[Begin]
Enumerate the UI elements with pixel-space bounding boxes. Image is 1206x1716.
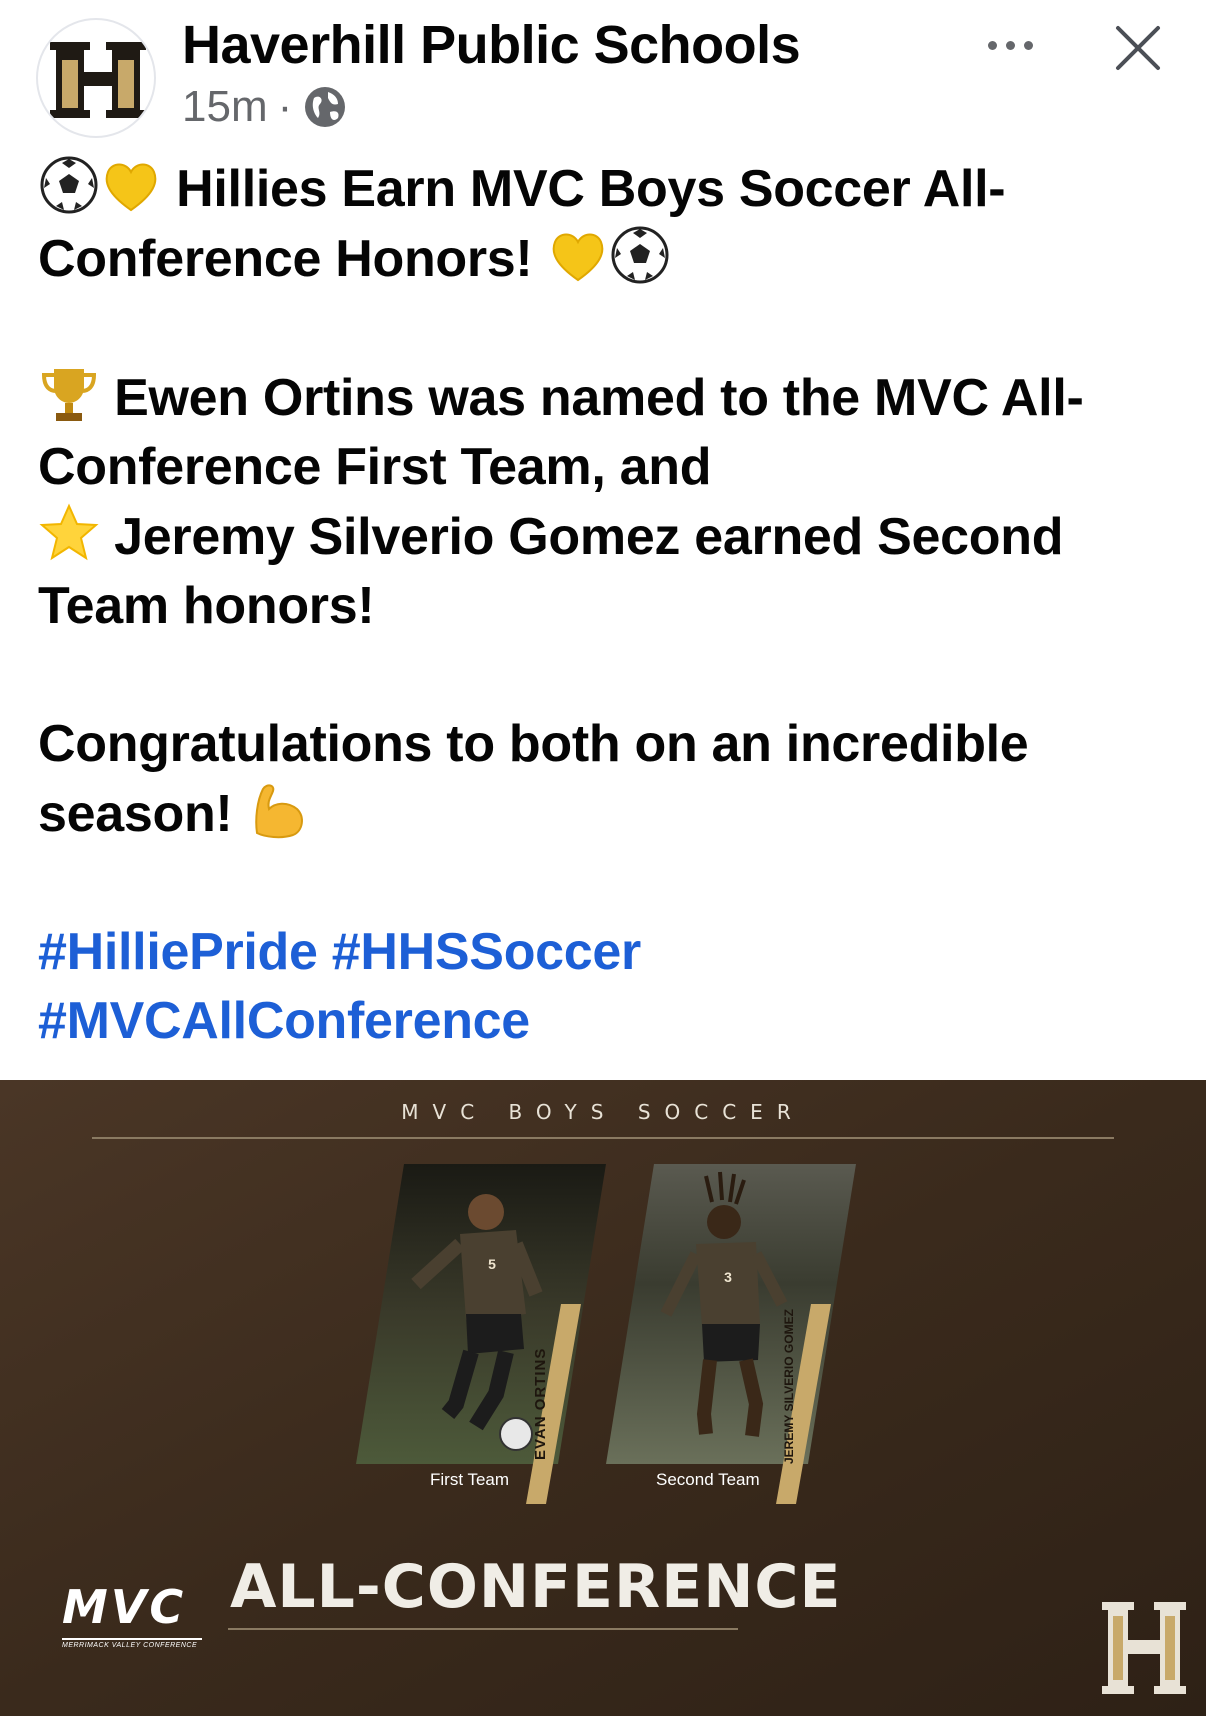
mvc-logo-text: MVC [62,1580,187,1634]
post-text: Hillies Earn MVC Boys Soccer All-Confere… [38,154,1178,1056]
honors-paragraph: Ewen Ortins was named to the MVC All-Con… [38,363,1178,641]
globe-icon[interactable] [302,84,348,130]
post-title: Hillies Earn MVC Boys Soccer All-Confere… [38,160,1006,288]
player-photo: 3 [606,1164,856,1504]
post-header: Haverhill Public Schools 15m · [0,0,1206,140]
page-avatar[interactable] [36,18,156,138]
team-label: Second Team [656,1470,760,1489]
trophy-icon [38,363,100,425]
all-conference-banner: ALL-CONFERENCE [230,1552,842,1622]
mvc-logo-subtitle: MERRIMACK VALLEY CONFERENCE [62,1638,202,1649]
player-card: 5 EVAN ORTINS First Team [356,1164,606,1504]
hashtag-link[interactable]: #HilliePride [38,923,318,981]
more-options-icon[interactable] [980,30,1040,60]
jersey-number: 3 [724,1269,732,1285]
post-title-paragraph: Hillies Earn MVC Boys Soccer All-Confere… [38,154,1178,294]
post-meta: 15m · [182,82,348,132]
mvc-logo: MVC MERRIMACK VALLEY CONFERENCE [62,1580,212,1652]
congrats-text: Congratulations to both on an incredible… [38,715,1029,843]
yellow-heart-icon [100,154,162,216]
soccer-ball-icon [609,224,671,286]
hashtag-link[interactable]: #MVCAllConference [38,992,530,1050]
first-team-line: Ewen Ortins was named to the MVC All-Con… [38,369,1084,496]
yellow-heart-icon [547,224,609,286]
flexed-biceps-icon [247,779,309,841]
hashtag-link[interactable]: #HHSSoccer [332,923,641,981]
hashtags: #HilliePride #HHSSoccer #MVCAllConferenc… [38,918,1178,1056]
graphic-heading: MVC BOYS SOCCER [401,1100,805,1124]
player-card: 3 JEREMY SILVERIO GOMEZ Second Team [606,1164,856,1504]
congrats-paragraph: Congratulations to both on an incredible… [38,710,1178,849]
divider [228,1628,738,1630]
page-name[interactable]: Haverhill Public Schools [182,14,801,76]
soccer-ball-icon [38,154,100,216]
close-icon[interactable] [1112,22,1164,74]
jersey-number: 5 [488,1256,496,1272]
player-name: JEREMY SILVERIO GOMEZ [782,1309,796,1464]
post-time[interactable]: 15m [182,82,268,132]
meta-separator: · [277,82,293,131]
school-logo [1102,1602,1186,1694]
team-label: First Team [430,1470,510,1489]
player-photo: 5 [356,1164,606,1504]
second-team-line: Jeremy Silverio Gomez earned Second Team… [38,508,1064,635]
post-image[interactable]: MVC BOYS SOCCER 5 EVAN ORTINS First Team… [0,1080,1206,1716]
player-name: EVAN ORTINS [532,1347,549,1460]
star-icon [38,502,100,564]
divider [92,1137,1114,1139]
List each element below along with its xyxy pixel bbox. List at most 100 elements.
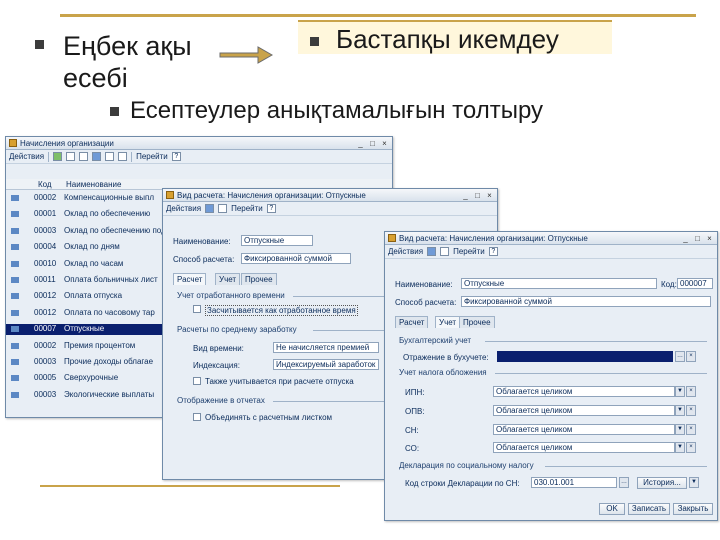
save-icon[interactable]: [427, 247, 437, 256]
clear-button[interactable]: ×: [686, 442, 696, 453]
ok-button[interactable]: OK: [599, 503, 625, 515]
ipn-select[interactable]: Облагается целиком: [493, 386, 675, 397]
display-checkbox-label[interactable]: Объединять с расчетным листком: [205, 413, 332, 422]
refresh-icon[interactable]: [118, 152, 128, 161]
time-checkbox[interactable]: [193, 305, 201, 313]
method-select[interactable]: Фиксированной суммой: [241, 253, 351, 264]
delete-icon[interactable]: [92, 152, 102, 161]
tab-calc[interactable]: Расчет: [173, 273, 207, 285]
close-button[interactable]: ×: [485, 191, 494, 200]
sn-select[interactable]: Облагается целиком: [493, 424, 675, 435]
code-field[interactable]: 000007: [677, 278, 713, 289]
section-divider: [545, 466, 707, 467]
bottom-decorative-rule: [40, 485, 340, 487]
select-button[interactable]: …: [619, 477, 629, 488]
row-code: 00002: [34, 193, 57, 202]
tab-calc[interactable]: Расчет: [395, 316, 429, 328]
dropdown-icon[interactable]: ▼: [675, 442, 685, 453]
row-name: Оклад по дням: [64, 242, 120, 252]
item-icon: [11, 359, 19, 365]
tab-other[interactable]: Прочее: [459, 316, 495, 328]
item-icon: [11, 375, 19, 382]
name-field[interactable]: Отпускные: [461, 278, 657, 289]
opv-select[interactable]: Облагается целиком: [493, 405, 675, 416]
window-middle-toolbar: Действия Перейти ?: [163, 202, 497, 216]
menu-actions[interactable]: Действия: [388, 247, 423, 256]
clear-button[interactable]: ×: [686, 386, 696, 397]
section-time: Учет отработанного времени: [177, 291, 285, 300]
dropdown-icon[interactable]: ▼: [675, 405, 685, 416]
label-reflect: Отражение в бухучете:: [403, 353, 489, 362]
print-icon[interactable]: [218, 204, 228, 213]
avg-checkbox-label[interactable]: Также учитывается при расчете отпуска: [205, 377, 354, 386]
index-select[interactable]: Индексируемый заработок: [273, 359, 379, 370]
history-button[interactable]: История...: [637, 477, 687, 489]
clear-button[interactable]: ×: [686, 351, 696, 362]
display-checkbox[interactable]: [193, 413, 201, 421]
name-field[interactable]: Отпускные: [241, 235, 313, 246]
menu-goto[interactable]: Перейти: [231, 204, 263, 213]
close-button[interactable]: ×: [705, 234, 714, 243]
menu-actions[interactable]: Действия: [166, 204, 201, 213]
add-icon[interactable]: [53, 152, 63, 161]
close-window-button[interactable]: Закрыть: [673, 503, 713, 515]
dropdown-icon[interactable]: ▼: [675, 424, 685, 435]
dropdown-icon[interactable]: ▼: [675, 386, 685, 397]
row-code: 00003: [34, 389, 57, 399]
tab-other[interactable]: Прочее: [241, 273, 277, 285]
select-button[interactable]: …: [675, 351, 685, 362]
label-ipn: ИПН:: [405, 388, 425, 397]
column-header-name[interactable]: Наименование: [66, 180, 121, 189]
row-code: 00001: [34, 209, 57, 219]
item-icon: [11, 326, 19, 333]
item-icon: [11, 391, 19, 398]
edit-icon[interactable]: [79, 152, 89, 161]
window-front: Вид расчета: Начисления организации: Отп…: [384, 231, 718, 521]
avg-checkbox[interactable]: [193, 377, 201, 385]
dropdown-icon[interactable]: ▼: [689, 477, 699, 488]
help-icon[interactable]: ?: [171, 152, 181, 161]
tab-account[interactable]: Учет: [435, 316, 461, 328]
bullet-square: [35, 40, 44, 49]
declaration-field[interactable]: 030.01.001: [531, 477, 617, 488]
section-average: Расчеты по среднему заработку: [177, 325, 297, 334]
menu-goto[interactable]: Перейти: [136, 152, 168, 161]
minimize-button[interactable]: _: [461, 191, 470, 200]
so-select[interactable]: Облагается целиком: [493, 442, 675, 453]
minimize-button[interactable]: _: [681, 234, 690, 243]
copy-icon[interactable]: [66, 152, 76, 161]
right-arrow-icon: [219, 46, 274, 64]
close-button[interactable]: ×: [380, 139, 389, 148]
time-checkbox-label[interactable]: Засчитывается как отработанное время: [205, 305, 358, 316]
method-select[interactable]: Фиксированной суммой: [461, 296, 711, 307]
minimize-button[interactable]: _: [356, 139, 365, 148]
clear-button[interactable]: ×: [686, 405, 696, 416]
menu-goto[interactable]: Перейти: [453, 247, 485, 256]
time-type-select[interactable]: Не начисляется премией: [273, 342, 379, 353]
row-code: 00011: [34, 275, 56, 284]
save-icon[interactable]: [205, 204, 215, 213]
bullet-square: [110, 107, 119, 116]
maximize-button[interactable]: □: [473, 191, 482, 200]
filter-icon[interactable]: [105, 152, 115, 161]
column-header-code[interactable]: Код: [38, 180, 52, 189]
app-icon: [388, 234, 396, 242]
clear-button[interactable]: ×: [686, 424, 696, 435]
print-icon[interactable]: [440, 247, 450, 256]
label-opv: ОПВ:: [405, 407, 425, 416]
tab-account[interactable]: Учет: [215, 273, 241, 285]
label-name: Наименование:: [173, 237, 231, 246]
menu-actions[interactable]: Действия: [9, 152, 44, 161]
help-icon[interactable]: ?: [266, 204, 276, 213]
help-icon[interactable]: ?: [488, 247, 498, 256]
item-icon: [11, 244, 19, 251]
row-code: 00002: [34, 340, 57, 350]
maximize-button[interactable]: □: [368, 139, 377, 148]
top-decorative-rule: [60, 14, 696, 17]
slide-title-part2: Бастапқы икемдеу: [336, 24, 559, 54]
save-button[interactable]: Записать: [628, 503, 670, 515]
item-icon: [11, 342, 19, 349]
maximize-button[interactable]: □: [693, 234, 702, 243]
label-declaration: Код строки Декларации по СН:: [405, 479, 520, 488]
reflect-field[interactable]: [497, 351, 673, 362]
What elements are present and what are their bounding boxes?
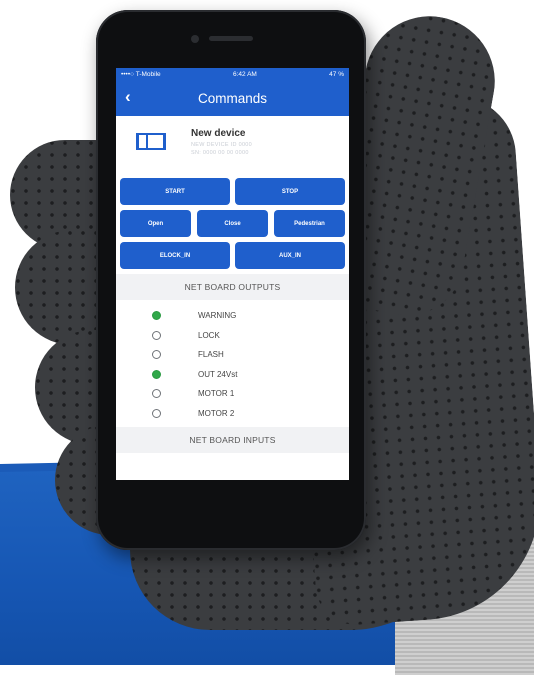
button-row-2: Open Close Pedestrian (116, 210, 349, 237)
output-label: WARNING (198, 311, 237, 321)
earpiece-speaker (209, 36, 253, 41)
list-item: FLASH (116, 345, 349, 365)
inputs-section-title: NET BOARD INPUTS (116, 427, 349, 453)
elock-in-button[interactable]: ELOCK_IN (120, 242, 230, 269)
open-button[interactable]: Open (120, 210, 191, 237)
outputs-section-title: NET BOARD OUTPUTS (116, 274, 349, 300)
battery-label: 47 % (329, 70, 344, 78)
status-indicator (152, 408, 161, 418)
list-item: OUT 24Vst (116, 365, 349, 385)
list-item: MOTOR 1 (116, 384, 349, 404)
carrier-label: ••••○ T-Mobile (121, 70, 161, 78)
device-card[interactable]: New device NEW DEVICE ID 0000 SN: 0000 0… (116, 116, 349, 178)
status-indicator (152, 330, 161, 340)
list-item: LOCK (116, 326, 349, 346)
status-indicator (152, 389, 161, 399)
device-icon (136, 133, 166, 150)
list-item: MOTOR 2 (116, 404, 349, 424)
phone-screen: ••••○ T-Mobile 6:42 AM 47 % ‹ Commands N… (116, 68, 349, 480)
status-bar: ••••○ T-Mobile 6:42 AM 47 % (116, 68, 349, 80)
status-indicator (152, 369, 161, 379)
aux-in-button[interactable]: AUX_IN (235, 242, 345, 269)
device-name: New device (191, 128, 246, 139)
output-label: LOCK (198, 330, 220, 340)
button-row-3: ELOCK_IN AUX_IN (116, 242, 349, 269)
status-indicator (152, 350, 161, 360)
page-title: Commands (197, 90, 268, 106)
output-label: MOTOR 1 (198, 389, 235, 399)
output-label: FLASH (198, 350, 224, 360)
stop-button[interactable]: STOP (235, 178, 345, 205)
nav-bar: ‹ Commands (116, 80, 349, 116)
list-item: WARNING (116, 306, 349, 326)
device-subtitle-1: NEW DEVICE ID 0000 (191, 142, 253, 148)
button-row-1: START STOP (116, 178, 349, 205)
output-label: OUT 24Vst (198, 369, 238, 379)
status-indicator (152, 311, 161, 321)
chevron-left-icon[interactable]: ‹ (125, 88, 131, 106)
pedestrian-button[interactable]: Pedestrian (274, 210, 345, 237)
device-subtitle-2: SN: 0000 00 00 0000 (191, 150, 249, 156)
front-camera (191, 35, 199, 43)
output-label: MOTOR 2 (198, 408, 235, 418)
outputs-list: WARNING LOCK FLASH OUT 24Vst MOTOR 1 MOT… (116, 300, 349, 423)
start-button[interactable]: START (120, 178, 230, 205)
close-button[interactable]: Close (197, 210, 268, 237)
clock-label: 6:42 AM (232, 70, 257, 78)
[End]
• **Stated problem**:
Count the lines in the items above that contain the string "bullet", treating uppercase and lowercase letters as distinct, and give only the number.

• **Solution for this task**:
2